What this task involves >> Your task is to repeat all of the data exactly while excluding the pictures.
-- Start of Records --
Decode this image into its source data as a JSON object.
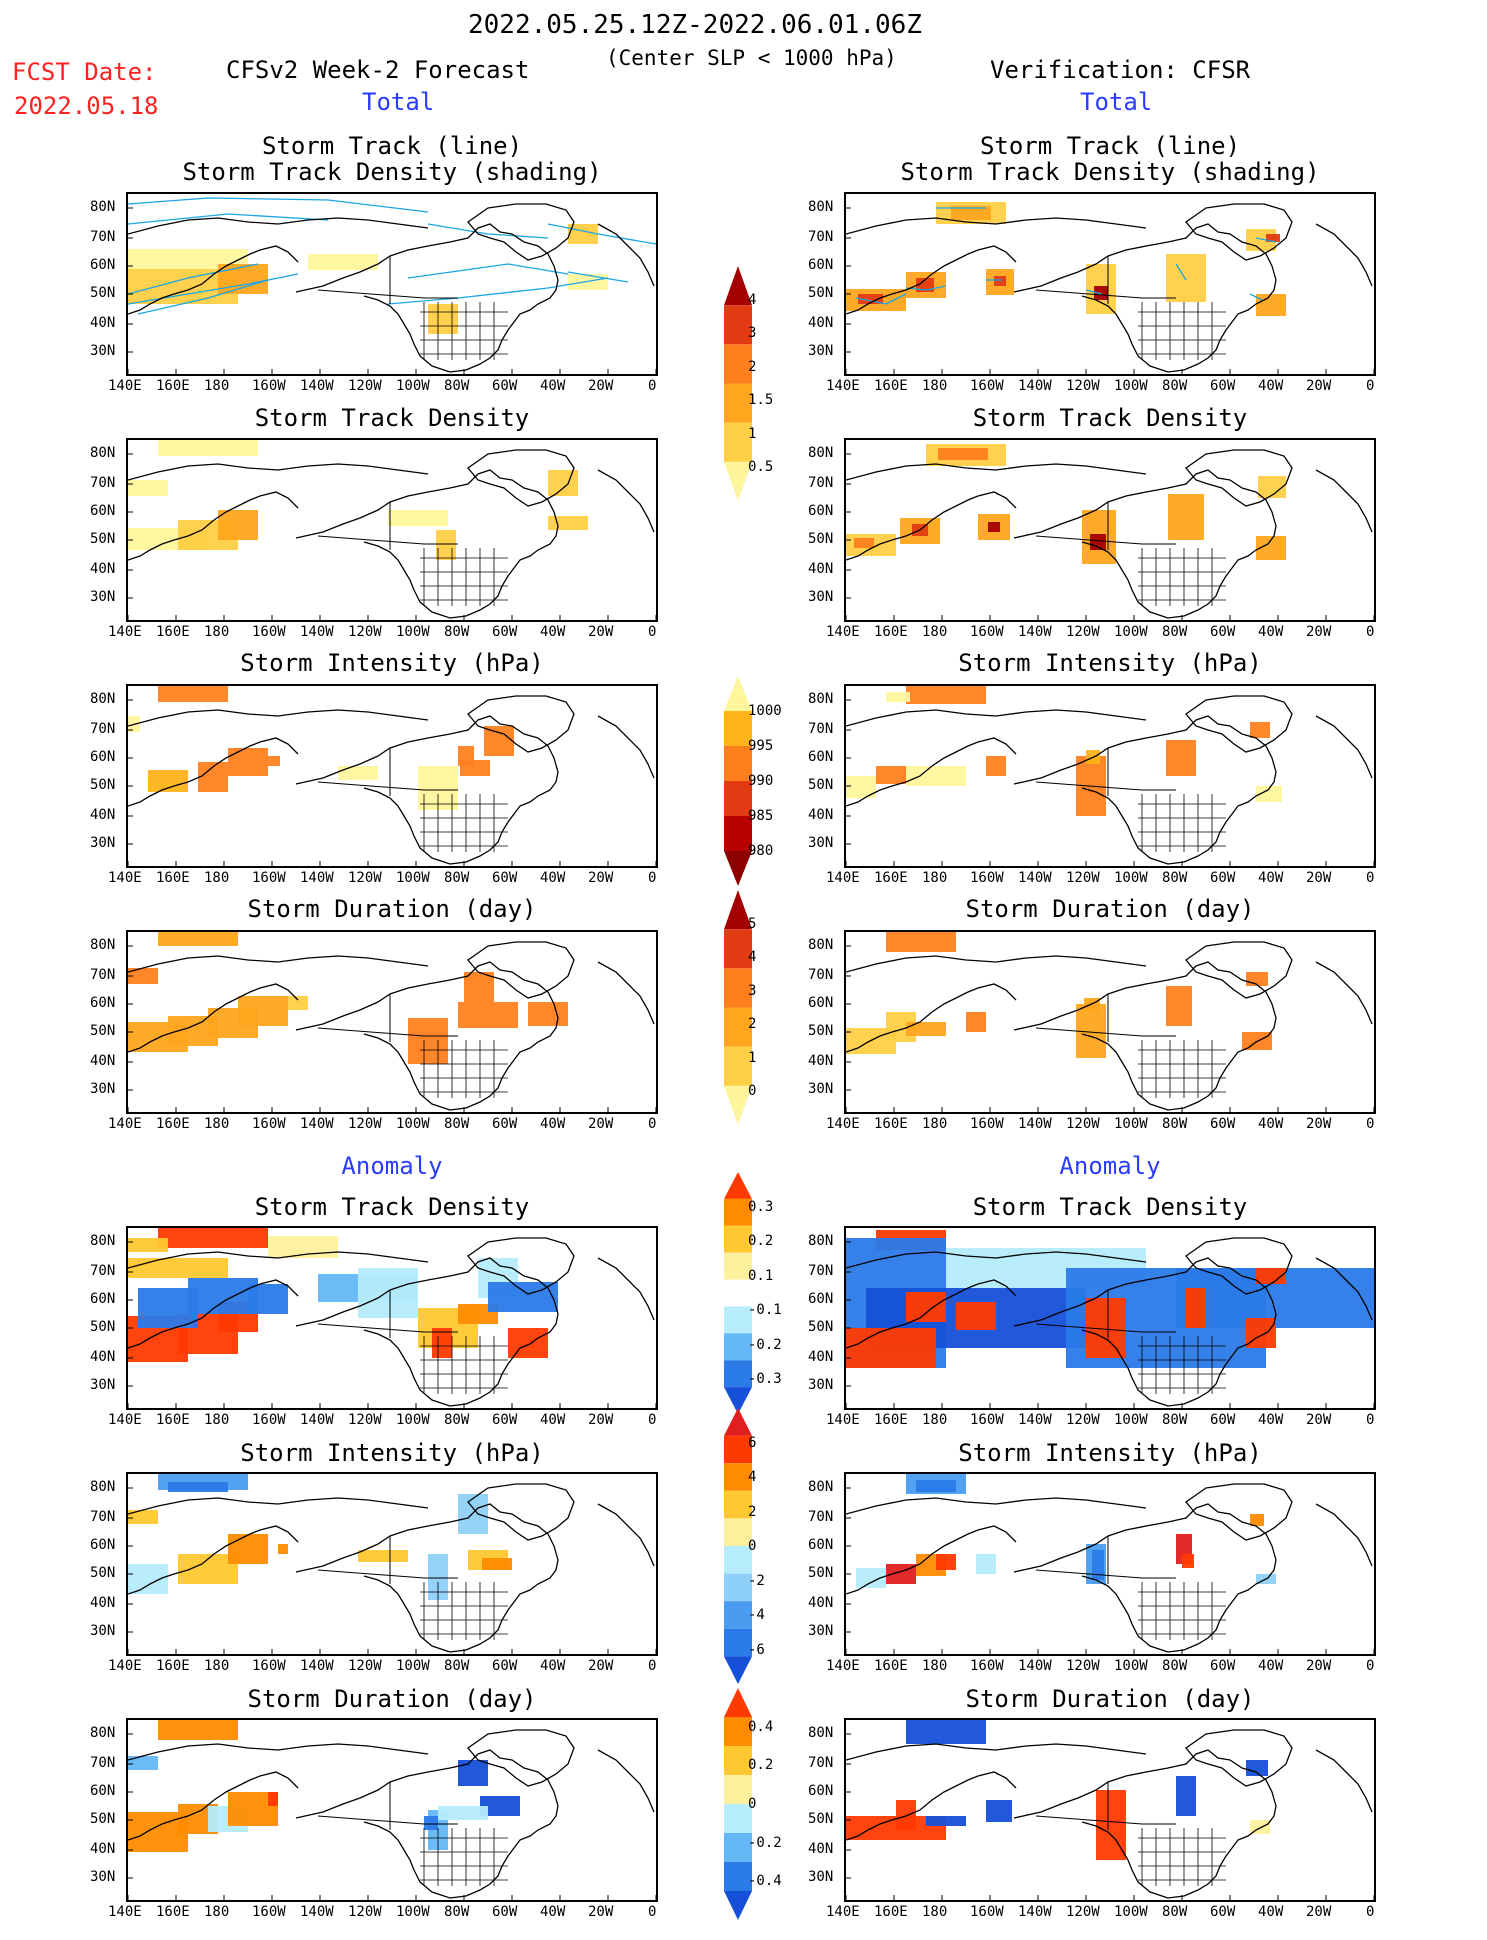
{
  "header": {
    "period": "2022.05.25.12Z-2022.06.01.06Z",
    "criterion": "(Center SLP < 1000 hPa)",
    "fcst_label": "FCST Date:",
    "fcst_date": "2022.05.18",
    "model": "CFSv2 Week-2 Forecast",
    "verification": "Verification: CFSR"
  },
  "sections": {
    "total": "Total",
    "anomaly": "Anomaly"
  },
  "panel_titles": {
    "track": [
      "Storm Track (line)",
      "Storm Track Density (shading)"
    ],
    "density": "Storm Track Density",
    "intensity": "Storm Intensity (hPa)",
    "duration": "Storm Duration (day)"
  },
  "axes": {
    "lon_ticks": [
      "140E",
      "160E",
      "180",
      "160W",
      "140W",
      "120W",
      "100W",
      "80W",
      "60W",
      "40W",
      "20W",
      "0"
    ],
    "lat_ticks": [
      "80N",
      "70N",
      "60N",
      "50N",
      "40N",
      "30N"
    ]
  },
  "colorbars": {
    "density_total": {
      "labels": [
        "4",
        "3",
        "2",
        "1.5",
        "1",
        "0.5"
      ],
      "colors": [
        "#a50000",
        "#e23a12",
        "#ff7f1e",
        "#ffa51e",
        "#ffcf45",
        "#fff59d"
      ]
    },
    "intensity_total": {
      "labels": [
        "1000",
        "995",
        "990",
        "985",
        "980"
      ],
      "colors": [
        "#fff59d",
        "#ffb319",
        "#ff7f1e",
        "#e23a12",
        "#b80000",
        "#8c0000"
      ]
    },
    "duration_total": {
      "labels": [
        "5",
        "4",
        "3",
        "2",
        "1",
        "0"
      ],
      "colors": [
        "#a50000",
        "#e23a12",
        "#ff7f1e",
        "#ffa51e",
        "#ffcf45",
        "#fff59d"
      ]
    },
    "density_anom": {
      "labels": [
        "0.3",
        "0.2",
        "0.1",
        "-0.1",
        "-0.2",
        "-0.3"
      ],
      "colors": [
        "#ff3a00",
        "#ff8c00",
        "#ffc830",
        "#fff09d",
        "#ffffff",
        "#b6ecfb",
        "#63b8f5",
        "#2a7ae8",
        "#1650d8"
      ]
    },
    "intensity_anom": {
      "labels": [
        "6",
        "4",
        "2",
        "0",
        "-2",
        "-4",
        "-6"
      ],
      "colors": [
        "#e02020",
        "#ff3a00",
        "#ff8c00",
        "#ffc830",
        "#fff09d",
        "#b6ecfb",
        "#8fd0f8",
        "#4a9cf0",
        "#2a7ae8",
        "#1650d8"
      ]
    },
    "duration_anom": {
      "labels": [
        "0.4",
        "0.2",
        "0",
        "-0.2",
        "-0.4"
      ],
      "colors": [
        "#ff3a00",
        "#ff8c00",
        "#ffc830",
        "#fff09d",
        "#b6ecfb",
        "#63b8f5",
        "#2a7ae8",
        "#1650d8"
      ]
    }
  },
  "colors": {
    "track_line": "#1aa6e6",
    "coast": "#000000"
  }
}
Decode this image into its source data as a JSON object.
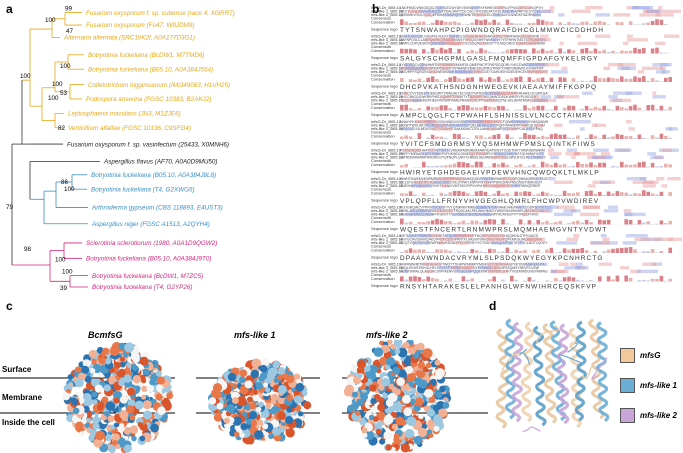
{
  "panels": {
    "a": {
      "label": "a",
      "taxa": [
        {
          "text": "Fusarium oxysporum f. sp. cubense (race 4, X0IRR7)",
          "color": "#e6a817"
        },
        {
          "text": "Fusarium oxysporum (Fo47, W9JDM9)",
          "color": "#e6a817"
        },
        {
          "text": "Alternaria alternata (SRC1lrK2f, A0A177D3G1)",
          "color": "#e6a817"
        },
        {
          "text": "Botryotinia fuckeliana (BcDW1, M7TMD6)",
          "color": "#e6a817"
        },
        {
          "text": "Botryotinia fuckeliana (B05.10, A0A384J554)",
          "color": "#e6a817"
        },
        {
          "text": "Colletotrichum higginsianum (IMI349063, H1VH25)",
          "color": "#e6a817"
        },
        {
          "text": "Podospora anserina (FGSC 10383, B2AKJ2)",
          "color": "#e6a817"
        },
        {
          "text": "Leptosphaeria maculans (JN3, M1ZJE6)",
          "color": "#e6a817"
        },
        {
          "text": "Verticillium alfalfae (FGSC 10136, C9SFG4)",
          "color": "#e6a817"
        },
        {
          "text": "Fusarium oxysporum f. sp. vasinfectum (25433, X0MNH6)",
          "color": "#222222"
        },
        {
          "text": "Aspergillus flavus (AF70, A0A0D9MU50)",
          "color": "#222222"
        },
        {
          "text": "Botryotinia fuckeliana (B05.10, A0A384J8L8)",
          "color": "#3a8fc8"
        },
        {
          "text": "Botryotinia fuckeliana (T4, G2XWG5)",
          "color": "#3a8fc8"
        },
        {
          "text": "Arthroderma gypseum (CBS 118893, E4UST3)",
          "color": "#3a8fc8"
        },
        {
          "text": "Aspergillus niger (FGSC A1513, A2QYH4)",
          "color": "#3a8fc8"
        },
        {
          "text": "Sclerotinia sclerotiorum (1980, A0A1D9QGW2)",
          "color": "#d4257e"
        },
        {
          "text": "Botryotinia fuckeliana (B05.10, A0A384J9T0)",
          "color": "#d4257e"
        },
        {
          "text": "Botryotinia fuckeliana (BcDW1, M7ZC5)",
          "color": "#d4257e"
        },
        {
          "text": "Botryotinia fuckeliana (T4, G2YP26)",
          "color": "#d4257e"
        }
      ],
      "bootstrap": [
        "99",
        "47",
        "100",
        "100",
        "53",
        "100",
        "82",
        "100",
        "100",
        "100",
        "86",
        "79",
        "98",
        "100",
        "100",
        "39"
      ]
    },
    "b": {
      "label": "b",
      "row_labels": [
        "mfsG-Dr_B05.10",
        "mfs-like 1_B05.10",
        "mfs-like 2_B05.10",
        "Consensus",
        "Conservation",
        "Sequence logo"
      ]
    },
    "c": {
      "label": "c",
      "titles": [
        "BcmfsG",
        "mfs-like 1",
        "mfs-like 2"
      ],
      "layers": [
        "Surface",
        "Membrane",
        "Inside the cell"
      ]
    },
    "d": {
      "label": "d",
      "legend": [
        {
          "name": "mfsG",
          "color": "#f2c99a"
        },
        {
          "name": "mfs-like 1",
          "color": "#6aaed6"
        },
        {
          "name": "mfs-like 2",
          "color": "#c9a6d8"
        }
      ]
    }
  }
}
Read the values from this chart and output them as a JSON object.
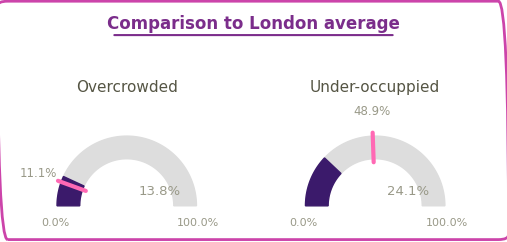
{
  "title": "Comparison to London average",
  "title_color": "#7B2D8B",
  "charts": [
    {
      "label": "Overcrowded",
      "ward_value": 13.8,
      "london_avg": 11.1,
      "min_val": 0.0,
      "max_val": 100.0
    },
    {
      "label": "Under-occuppied",
      "ward_value": 24.1,
      "london_avg": 48.9,
      "min_val": 0.0,
      "max_val": 100.0
    }
  ],
  "bg_color": "#ffffff",
  "border_color": "#CC44AA",
  "gauge_bg_color": "#DDDDDD",
  "ward_color": "#3B1A6B",
  "london_color": "#FF69B4",
  "label_color": "#999988",
  "value_color": "#999988",
  "chart_label_color": "#555544",
  "figsize": [
    5.07,
    2.42
  ],
  "dpi": 100
}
-- End of Records --
Solution >>
Decode this image into its source data as a JSON object.
{
  "header": {
    "period": "2022.05.25.12Z-2022.06.01.06Z",
    "criterion": "(Center SLP < 1000 hPa)",
    "fcst_label": "FCST Date:",
    "fcst_date": "2022.05.18",
    "model": "CFSv2 Week-2 Forecast",
    "verification": "Verification: CFSR"
  },
  "sections": {
    "total": "Total",
    "anomaly": "Anomaly"
  },
  "panel_titles": {
    "track": [
      "Storm Track (line)",
      "Storm Track Density (shading)"
    ],
    "density": "Storm Track Density",
    "intensity": "Storm Intensity (hPa)",
    "duration": "Storm Duration (day)"
  },
  "axes": {
    "lon_ticks": [
      "140E",
      "160E",
      "180",
      "160W",
      "140W",
      "120W",
      "100W",
      "80W",
      "60W",
      "40W",
      "20W",
      "0"
    ],
    "lat_ticks": [
      "80N",
      "70N",
      "60N",
      "50N",
      "40N",
      "30N"
    ]
  },
  "colorbars": {
    "density_total": {
      "labels": [
        "4",
        "3",
        "2",
        "1.5",
        "1",
        "0.5"
      ],
      "colors": [
        "#a50000",
        "#e23a12",
        "#ff7f1e",
        "#ffa51e",
        "#ffcf45",
        "#fff59d"
      ]
    },
    "intensity_total": {
      "labels": [
        "1000",
        "995",
        "990",
        "985",
        "980"
      ],
      "colors": [
        "#fff59d",
        "#ffb319",
        "#ff7f1e",
        "#e23a12",
        "#b80000",
        "#8c0000"
      ]
    },
    "duration_total": {
      "labels": [
        "5",
        "4",
        "3",
        "2",
        "1",
        "0"
      ],
      "colors": [
        "#a50000",
        "#e23a12",
        "#ff7f1e",
        "#ffa51e",
        "#ffcf45",
        "#fff59d"
      ]
    },
    "density_anom": {
      "labels": [
        "0.3",
        "0.2",
        "0.1",
        "-0.1",
        "-0.2",
        "-0.3"
      ],
      "colors": [
        "#ff3a00",
        "#ff8c00",
        "#ffc830",
        "#fff09d",
        "#ffffff",
        "#b6ecfb",
        "#63b8f5",
        "#2a7ae8",
        "#1650d8"
      ]
    },
    "intensity_anom": {
      "labels": [
        "6",
        "4",
        "2",
        "0",
        "-2",
        "-4",
        "-6"
      ],
      "colors": [
        "#e02020",
        "#ff3a00",
        "#ff8c00",
        "#ffc830",
        "#fff09d",
        "#b6ecfb",
        "#8fd0f8",
        "#4a9cf0",
        "#2a7ae8",
        "#1650d8"
      ]
    },
    "duration_anom": {
      "labels": [
        "0.4",
        "0.2",
        "0",
        "-0.2",
        "-0.4"
      ],
      "colors": [
        "#ff3a00",
        "#ff8c00",
        "#ffc830",
        "#fff09d",
        "#b6ecfb",
        "#63b8f5",
        "#2a7ae8",
        "#1650d8"
      ]
    }
  },
  "colors": {
    "track_line": "#1aa6e6",
    "coast": "#000000"
  }
}
Decode this image into its source data as a JSON object.
{
  "panels": {
    "a": {
      "label": "a",
      "taxa": [
        {
          "text": "Fusarium oxysporum f. sp. cubense (race 4, X0IRR7)",
          "color": "#e6a817"
        },
        {
          "text": "Fusarium oxysporum (Fo47, W9JDM9)",
          "color": "#e6a817"
        },
        {
          "text": "Alternaria alternata (SRC1lrK2f, A0A177D3G1)",
          "color": "#e6a817"
        },
        {
          "text": "Botryotinia fuckeliana (BcDW1, M7TMD6)",
          "color": "#e6a817"
        },
        {
          "text": "Botryotinia fuckeliana (B05.10, A0A384J554)",
          "color": "#e6a817"
        },
        {
          "text": "Colletotrichum higginsianum (IMI349063, H1VH25)",
          "color": "#e6a817"
        },
        {
          "text": "Podospora anserina (FGSC 10383, B2AKJ2)",
          "color": "#e6a817"
        },
        {
          "text": "Leptosphaeria maculans (JN3, M1ZJE6)",
          "color": "#e6a817"
        },
        {
          "text": "Verticillium alfalfae (FGSC 10136, C9SFG4)",
          "color": "#e6a817"
        },
        {
          "text": "Fusarium oxysporum f. sp. vasinfectum (25433, X0MNH6)",
          "color": "#222222"
        },
        {
          "text": "Aspergillus flavus (AF70, A0A0D9MU50)",
          "color": "#222222"
        },
        {
          "text": "Botryotinia fuckeliana (B05.10, A0A384J8L8)",
          "color": "#3a8fc8"
        },
        {
          "text": "Botryotinia fuckeliana (T4, G2XWG5)",
          "color": "#3a8fc8"
        },
        {
          "text": "Arthroderma gypseum (CBS 118893, E4UST3)",
          "color": "#3a8fc8"
        },
        {
          "text": "Aspergillus niger (FGSC A1513, A2QYH4)",
          "color": "#3a8fc8"
        },
        {
          "text": "Sclerotinia sclerotiorum (1980, A0A1D9QGW2)",
          "color": "#d4257e"
        },
        {
          "text": "Botryotinia fuckeliana (B05.10, A0A384J9T0)",
          "color": "#d4257e"
        },
        {
          "text": "Botryotinia fuckeliana (BcDW1, M7ZC5)",
          "color": "#d4257e"
        },
        {
          "text": "Botryotinia fuckeliana (T4, G2YP26)",
          "color": "#d4257e"
        }
      ],
      "bootstrap": [
        "99",
        "47",
        "100",
        "100",
        "53",
        "100",
        "82",
        "100",
        "100",
        "100",
        "86",
        "79",
        "98",
        "100",
        "100",
        "39"
      ]
    },
    "b": {
      "label": "b",
      "row_labels": [
        "mfsG-Dr_B05.10",
        "mfs-like 1_B05.10",
        "mfs-like 2_B05.10",
        "Consensus",
        "Conservation",
        "Sequence logo"
      ]
    },
    "c": {
      "label": "c",
      "titles": [
        "BcmfsG",
        "mfs-like 1",
        "mfs-like 2"
      ],
      "layers": [
        "Surface",
        "Membrane",
        "Inside the cell"
      ]
    },
    "d": {
      "label": "d",
      "legend": [
        {
          "name": "mfsG",
          "color": "#f2c99a"
        },
        {
          "name": "mfs-like 1",
          "color": "#6aaed6"
        },
        {
          "name": "mfs-like 2",
          "color": "#c9a6d8"
        }
      ]
    }
  }
}
Read the values from this chart and output them as a JSON object.
{
  "title": "Comparison to London average",
  "title_color": "#7B2D8B",
  "charts": [
    {
      "label": "Overcrowded",
      "ward_value": 13.8,
      "london_avg": 11.1,
      "min_val": 0.0,
      "max_val": 100.0
    },
    {
      "label": "Under-occuppied",
      "ward_value": 24.1,
      "london_avg": 48.9,
      "min_val": 0.0,
      "max_val": 100.0
    }
  ],
  "bg_color": "#ffffff",
  "border_color": "#CC44AA",
  "gauge_bg_color": "#DDDDDD",
  "ward_color": "#3B1A6B",
  "london_color": "#FF69B4",
  "label_color": "#999988",
  "value_color": "#999988",
  "chart_label_color": "#555544",
  "figsize": [
    5.07,
    2.42
  ],
  "dpi": 100
}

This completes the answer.